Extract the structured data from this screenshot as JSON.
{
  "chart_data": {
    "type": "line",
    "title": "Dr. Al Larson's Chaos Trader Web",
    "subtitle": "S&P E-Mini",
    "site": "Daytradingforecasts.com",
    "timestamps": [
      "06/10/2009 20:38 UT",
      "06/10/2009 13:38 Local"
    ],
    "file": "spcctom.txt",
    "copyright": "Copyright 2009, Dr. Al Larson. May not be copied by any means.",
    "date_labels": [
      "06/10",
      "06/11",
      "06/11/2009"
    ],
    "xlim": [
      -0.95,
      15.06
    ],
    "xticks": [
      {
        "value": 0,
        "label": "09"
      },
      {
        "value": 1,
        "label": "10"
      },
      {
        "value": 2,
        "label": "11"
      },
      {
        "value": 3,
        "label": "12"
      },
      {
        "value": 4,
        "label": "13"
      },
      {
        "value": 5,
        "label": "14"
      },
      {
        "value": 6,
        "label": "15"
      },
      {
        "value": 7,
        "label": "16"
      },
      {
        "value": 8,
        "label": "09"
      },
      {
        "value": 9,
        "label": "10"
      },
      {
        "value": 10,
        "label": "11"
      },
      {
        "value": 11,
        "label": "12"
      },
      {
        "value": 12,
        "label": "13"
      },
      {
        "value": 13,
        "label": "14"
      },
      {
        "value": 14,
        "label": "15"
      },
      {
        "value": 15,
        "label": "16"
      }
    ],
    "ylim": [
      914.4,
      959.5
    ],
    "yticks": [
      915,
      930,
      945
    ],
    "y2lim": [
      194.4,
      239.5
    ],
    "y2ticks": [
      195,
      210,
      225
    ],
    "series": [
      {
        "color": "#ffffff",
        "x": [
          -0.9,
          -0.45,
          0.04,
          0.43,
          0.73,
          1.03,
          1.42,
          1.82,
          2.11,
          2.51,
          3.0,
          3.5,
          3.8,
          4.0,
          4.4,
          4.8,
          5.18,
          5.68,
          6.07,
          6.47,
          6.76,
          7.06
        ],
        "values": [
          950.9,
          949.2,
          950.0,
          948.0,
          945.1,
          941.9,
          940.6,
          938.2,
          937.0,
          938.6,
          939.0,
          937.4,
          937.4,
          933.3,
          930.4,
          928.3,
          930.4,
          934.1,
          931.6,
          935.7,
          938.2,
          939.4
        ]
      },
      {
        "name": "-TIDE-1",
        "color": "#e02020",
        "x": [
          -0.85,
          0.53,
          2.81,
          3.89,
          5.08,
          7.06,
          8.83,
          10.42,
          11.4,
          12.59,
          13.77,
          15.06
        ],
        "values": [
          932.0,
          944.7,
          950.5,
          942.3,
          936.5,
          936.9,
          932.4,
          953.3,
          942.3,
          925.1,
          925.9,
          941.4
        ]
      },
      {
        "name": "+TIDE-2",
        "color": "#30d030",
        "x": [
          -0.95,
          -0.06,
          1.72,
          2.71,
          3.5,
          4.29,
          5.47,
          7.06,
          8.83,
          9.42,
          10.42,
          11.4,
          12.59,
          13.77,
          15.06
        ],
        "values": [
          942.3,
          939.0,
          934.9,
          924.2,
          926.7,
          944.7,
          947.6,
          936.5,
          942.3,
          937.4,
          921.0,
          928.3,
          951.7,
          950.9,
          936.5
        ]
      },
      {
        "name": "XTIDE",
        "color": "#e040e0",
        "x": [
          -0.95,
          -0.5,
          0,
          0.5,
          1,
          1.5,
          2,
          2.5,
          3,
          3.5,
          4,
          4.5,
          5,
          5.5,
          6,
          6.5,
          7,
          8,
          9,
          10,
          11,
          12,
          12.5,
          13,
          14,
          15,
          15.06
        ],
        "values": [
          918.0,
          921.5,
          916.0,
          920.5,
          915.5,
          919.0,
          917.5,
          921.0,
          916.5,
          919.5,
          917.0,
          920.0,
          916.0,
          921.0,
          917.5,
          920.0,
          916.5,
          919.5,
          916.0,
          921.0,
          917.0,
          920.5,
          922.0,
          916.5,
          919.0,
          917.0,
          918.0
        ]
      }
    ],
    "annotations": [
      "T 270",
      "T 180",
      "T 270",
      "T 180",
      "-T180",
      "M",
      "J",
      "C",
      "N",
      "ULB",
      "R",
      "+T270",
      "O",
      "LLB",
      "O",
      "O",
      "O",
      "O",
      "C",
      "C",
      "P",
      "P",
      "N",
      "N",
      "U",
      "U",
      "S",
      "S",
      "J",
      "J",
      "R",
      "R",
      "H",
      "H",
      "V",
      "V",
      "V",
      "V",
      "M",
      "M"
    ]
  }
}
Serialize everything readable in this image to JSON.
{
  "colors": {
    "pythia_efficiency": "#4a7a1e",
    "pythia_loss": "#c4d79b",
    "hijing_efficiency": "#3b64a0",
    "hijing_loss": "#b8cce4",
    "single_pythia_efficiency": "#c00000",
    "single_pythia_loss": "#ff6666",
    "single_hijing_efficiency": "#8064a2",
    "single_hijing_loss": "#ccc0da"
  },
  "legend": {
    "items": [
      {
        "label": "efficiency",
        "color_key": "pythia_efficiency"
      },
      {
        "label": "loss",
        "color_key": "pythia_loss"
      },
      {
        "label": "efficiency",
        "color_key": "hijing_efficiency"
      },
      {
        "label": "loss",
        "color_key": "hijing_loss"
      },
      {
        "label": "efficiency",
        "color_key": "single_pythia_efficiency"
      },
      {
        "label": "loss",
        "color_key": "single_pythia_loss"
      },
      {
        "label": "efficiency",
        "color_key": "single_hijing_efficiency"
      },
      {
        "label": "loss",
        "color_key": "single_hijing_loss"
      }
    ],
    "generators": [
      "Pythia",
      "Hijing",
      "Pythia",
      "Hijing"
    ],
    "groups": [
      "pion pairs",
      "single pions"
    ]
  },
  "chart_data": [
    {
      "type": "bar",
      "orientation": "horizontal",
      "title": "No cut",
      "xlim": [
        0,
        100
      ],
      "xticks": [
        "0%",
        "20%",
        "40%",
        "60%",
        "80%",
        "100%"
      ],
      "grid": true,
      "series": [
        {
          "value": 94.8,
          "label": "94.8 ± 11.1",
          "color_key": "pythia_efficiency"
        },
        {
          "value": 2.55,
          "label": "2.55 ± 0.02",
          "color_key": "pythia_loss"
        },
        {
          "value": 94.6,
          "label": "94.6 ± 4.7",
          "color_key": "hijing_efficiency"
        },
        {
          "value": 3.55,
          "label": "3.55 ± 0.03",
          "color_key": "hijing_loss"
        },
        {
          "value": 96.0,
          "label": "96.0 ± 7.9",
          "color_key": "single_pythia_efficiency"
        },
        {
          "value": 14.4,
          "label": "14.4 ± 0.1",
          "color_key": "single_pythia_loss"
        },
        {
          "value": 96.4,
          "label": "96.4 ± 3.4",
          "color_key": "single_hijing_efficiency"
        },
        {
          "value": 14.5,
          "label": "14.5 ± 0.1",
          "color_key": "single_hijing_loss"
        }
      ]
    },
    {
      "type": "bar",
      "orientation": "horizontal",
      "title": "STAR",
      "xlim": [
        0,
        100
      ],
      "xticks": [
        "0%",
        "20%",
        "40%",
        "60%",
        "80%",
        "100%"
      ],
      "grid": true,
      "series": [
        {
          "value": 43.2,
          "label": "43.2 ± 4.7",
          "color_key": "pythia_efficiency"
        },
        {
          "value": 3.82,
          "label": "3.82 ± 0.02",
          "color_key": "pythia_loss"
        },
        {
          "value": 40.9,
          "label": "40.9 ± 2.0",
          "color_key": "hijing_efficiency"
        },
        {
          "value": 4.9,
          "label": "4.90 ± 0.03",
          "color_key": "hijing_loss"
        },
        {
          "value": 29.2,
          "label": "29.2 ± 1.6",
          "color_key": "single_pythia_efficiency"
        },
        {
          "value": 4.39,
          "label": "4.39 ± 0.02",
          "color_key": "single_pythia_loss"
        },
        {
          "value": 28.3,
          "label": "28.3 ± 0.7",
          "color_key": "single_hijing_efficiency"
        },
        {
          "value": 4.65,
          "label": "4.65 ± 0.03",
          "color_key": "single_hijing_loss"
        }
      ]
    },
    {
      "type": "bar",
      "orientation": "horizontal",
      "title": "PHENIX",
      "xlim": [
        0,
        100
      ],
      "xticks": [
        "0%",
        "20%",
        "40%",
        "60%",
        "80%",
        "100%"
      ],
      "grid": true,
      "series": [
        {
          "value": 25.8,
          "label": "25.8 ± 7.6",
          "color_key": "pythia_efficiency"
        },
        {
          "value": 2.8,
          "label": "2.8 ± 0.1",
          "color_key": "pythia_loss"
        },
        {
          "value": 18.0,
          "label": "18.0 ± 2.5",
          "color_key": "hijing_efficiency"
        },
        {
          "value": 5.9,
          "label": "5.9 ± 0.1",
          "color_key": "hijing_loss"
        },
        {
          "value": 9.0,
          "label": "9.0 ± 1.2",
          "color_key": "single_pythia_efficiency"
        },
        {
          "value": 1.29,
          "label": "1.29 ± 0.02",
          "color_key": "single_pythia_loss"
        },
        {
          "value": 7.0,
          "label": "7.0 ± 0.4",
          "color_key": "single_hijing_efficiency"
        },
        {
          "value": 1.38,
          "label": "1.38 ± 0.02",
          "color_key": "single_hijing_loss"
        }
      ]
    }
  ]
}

============

Every line holding "JSON" should be copied out.

- _EXERCISE RESPONSE_
Extract the structured data from this screenshot as JSON.
Serialize everything readable in this image to JSON.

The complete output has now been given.